* [Dataset]
======

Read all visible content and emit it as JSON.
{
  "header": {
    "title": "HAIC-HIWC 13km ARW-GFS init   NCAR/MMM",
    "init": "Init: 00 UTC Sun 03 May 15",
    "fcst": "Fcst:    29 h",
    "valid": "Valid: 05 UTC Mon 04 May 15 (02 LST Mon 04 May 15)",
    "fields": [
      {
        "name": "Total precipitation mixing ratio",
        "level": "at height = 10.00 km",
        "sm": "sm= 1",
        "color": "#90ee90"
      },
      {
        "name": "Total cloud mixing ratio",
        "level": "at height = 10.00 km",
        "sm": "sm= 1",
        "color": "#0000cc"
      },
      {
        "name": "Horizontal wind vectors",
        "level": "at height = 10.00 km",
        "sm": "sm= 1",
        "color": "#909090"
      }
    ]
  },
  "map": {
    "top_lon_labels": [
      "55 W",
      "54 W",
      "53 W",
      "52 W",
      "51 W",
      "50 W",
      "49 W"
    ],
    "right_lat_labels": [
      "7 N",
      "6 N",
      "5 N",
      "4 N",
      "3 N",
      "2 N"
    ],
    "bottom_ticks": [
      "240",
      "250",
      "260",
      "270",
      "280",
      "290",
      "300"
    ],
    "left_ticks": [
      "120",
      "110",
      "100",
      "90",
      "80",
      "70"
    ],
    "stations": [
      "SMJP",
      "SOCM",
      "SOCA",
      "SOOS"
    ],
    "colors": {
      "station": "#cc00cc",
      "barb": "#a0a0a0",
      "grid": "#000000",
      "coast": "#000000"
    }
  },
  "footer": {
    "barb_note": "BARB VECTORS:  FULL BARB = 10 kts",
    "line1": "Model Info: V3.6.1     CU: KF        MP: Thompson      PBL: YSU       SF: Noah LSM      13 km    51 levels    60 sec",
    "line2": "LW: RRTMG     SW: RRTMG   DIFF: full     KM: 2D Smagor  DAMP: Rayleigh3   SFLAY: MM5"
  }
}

======

* [Instructions for the task]
Reproduce the listing above word for word.

* [Task response]
Read all visible content and emit it as JSON.
{
  "header": {
    "title": "HAIC-HIWC 13km ARW-GFS init   NCAR/MMM",
    "init": "Init: 00 UTC Sun 03 May 15",
    "fcst": "Fcst:    29 h",
    "valid": "Valid: 05 UTC Mon 04 May 15 (02 LST Mon 04 May 15)",
    "fields": [
      {
        "name": "Total precipitation mixing ratio",
        "level": "at height = 10.00 km",
        "sm": "sm= 1",
        "color": "#90ee90"
      },
      {
        "name": "Total cloud mixing ratio",
        "level": "at height = 10.00 km",
        "sm": "sm= 1",
        "color": "#0000cc"
      },
      {
        "name": "Horizontal wind vectors",
        "level": "at height = 10.00 km",
        "sm": "sm= 1",
        "color": "#909090"
      }
    ]
  },
  "map": {
    "top_lon_labels": [
      "55 W",
      "54 W",
      "53 W",
      "52 W",
      "51 W",
      "50 W",
      "49 W"
    ],
    "right_lat_labels": [
      "7 N",
      "6 N",
      "5 N",
      "4 N",
      "3 N",
      "2 N"
    ],
    "bottom_ticks": [
      "240",
      "250",
      "260",
      "270",
      "280",
      "290",
      "300"
    ],
    "left_ticks": [
      "120",
      "110",
      "100",
      "90",
      "80",
      "70"
    ],
    "stations": [
      "SMJP",
      "SOCM",
      "SOCA",
      "SOOS"
    ],
    "colors": {
      "station": "#cc00cc",
      "barb": "#a0a0a0",
      "grid": "#000000",
      "coast": "#000000"
    }
  },
  "footer": {
    "barb_note": "BARB VECTORS:  FULL BARB = 10 kts",
    "line1": "Model Info: V3.6.1     CU: KF        MP: Thompson      PBL: YSU       SF: Noah LSM      13 km    51 levels    60 sec",
    "line2": "LW: RRTMG     SW: RRTMG   DIFF: full     KM: 2D Smagor  DAMP: Rayleigh3   SFLAY: MM5"
  }
}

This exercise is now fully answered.